====== Record excerpts ======

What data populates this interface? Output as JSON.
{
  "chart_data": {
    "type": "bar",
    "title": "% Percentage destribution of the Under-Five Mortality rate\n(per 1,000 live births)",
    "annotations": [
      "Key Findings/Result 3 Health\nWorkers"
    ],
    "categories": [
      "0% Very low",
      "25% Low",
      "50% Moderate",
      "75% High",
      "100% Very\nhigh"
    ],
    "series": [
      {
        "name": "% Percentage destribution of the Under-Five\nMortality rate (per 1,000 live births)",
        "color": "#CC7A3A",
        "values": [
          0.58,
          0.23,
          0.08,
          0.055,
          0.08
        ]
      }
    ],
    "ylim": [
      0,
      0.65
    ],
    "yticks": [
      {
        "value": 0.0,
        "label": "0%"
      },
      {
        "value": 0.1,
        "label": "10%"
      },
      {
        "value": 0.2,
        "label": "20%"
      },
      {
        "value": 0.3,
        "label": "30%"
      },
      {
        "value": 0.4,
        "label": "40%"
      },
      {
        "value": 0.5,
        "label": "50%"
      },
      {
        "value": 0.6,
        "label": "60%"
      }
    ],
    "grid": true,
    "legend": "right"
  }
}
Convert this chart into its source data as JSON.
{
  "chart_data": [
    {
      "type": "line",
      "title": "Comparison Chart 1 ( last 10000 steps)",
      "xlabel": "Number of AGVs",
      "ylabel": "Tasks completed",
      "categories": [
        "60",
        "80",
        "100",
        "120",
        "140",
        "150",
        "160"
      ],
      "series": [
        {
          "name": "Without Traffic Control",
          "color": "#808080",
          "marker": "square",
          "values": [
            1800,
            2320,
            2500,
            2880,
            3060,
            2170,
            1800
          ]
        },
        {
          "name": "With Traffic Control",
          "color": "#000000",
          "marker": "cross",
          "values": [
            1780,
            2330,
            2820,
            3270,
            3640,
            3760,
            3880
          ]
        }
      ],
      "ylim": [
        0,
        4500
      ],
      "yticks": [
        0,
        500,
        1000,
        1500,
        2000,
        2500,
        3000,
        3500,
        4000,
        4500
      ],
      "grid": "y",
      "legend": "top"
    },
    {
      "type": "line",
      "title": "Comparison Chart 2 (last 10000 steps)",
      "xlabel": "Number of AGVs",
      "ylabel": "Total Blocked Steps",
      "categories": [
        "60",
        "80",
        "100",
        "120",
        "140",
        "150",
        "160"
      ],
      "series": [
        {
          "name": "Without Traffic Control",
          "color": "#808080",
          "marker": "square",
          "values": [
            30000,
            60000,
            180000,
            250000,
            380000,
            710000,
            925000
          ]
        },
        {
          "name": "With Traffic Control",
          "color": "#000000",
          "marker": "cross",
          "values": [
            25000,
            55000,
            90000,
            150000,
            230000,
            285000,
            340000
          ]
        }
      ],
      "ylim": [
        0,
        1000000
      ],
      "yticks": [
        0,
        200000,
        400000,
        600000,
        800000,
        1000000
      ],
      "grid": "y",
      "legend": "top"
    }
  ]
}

======

## Work instructions
Find the lines above holding the word "ylabel" and show them.

## Expected answer
      "ylabel": "Tasks completed",
      "ylabel": "Total Blocked Steps",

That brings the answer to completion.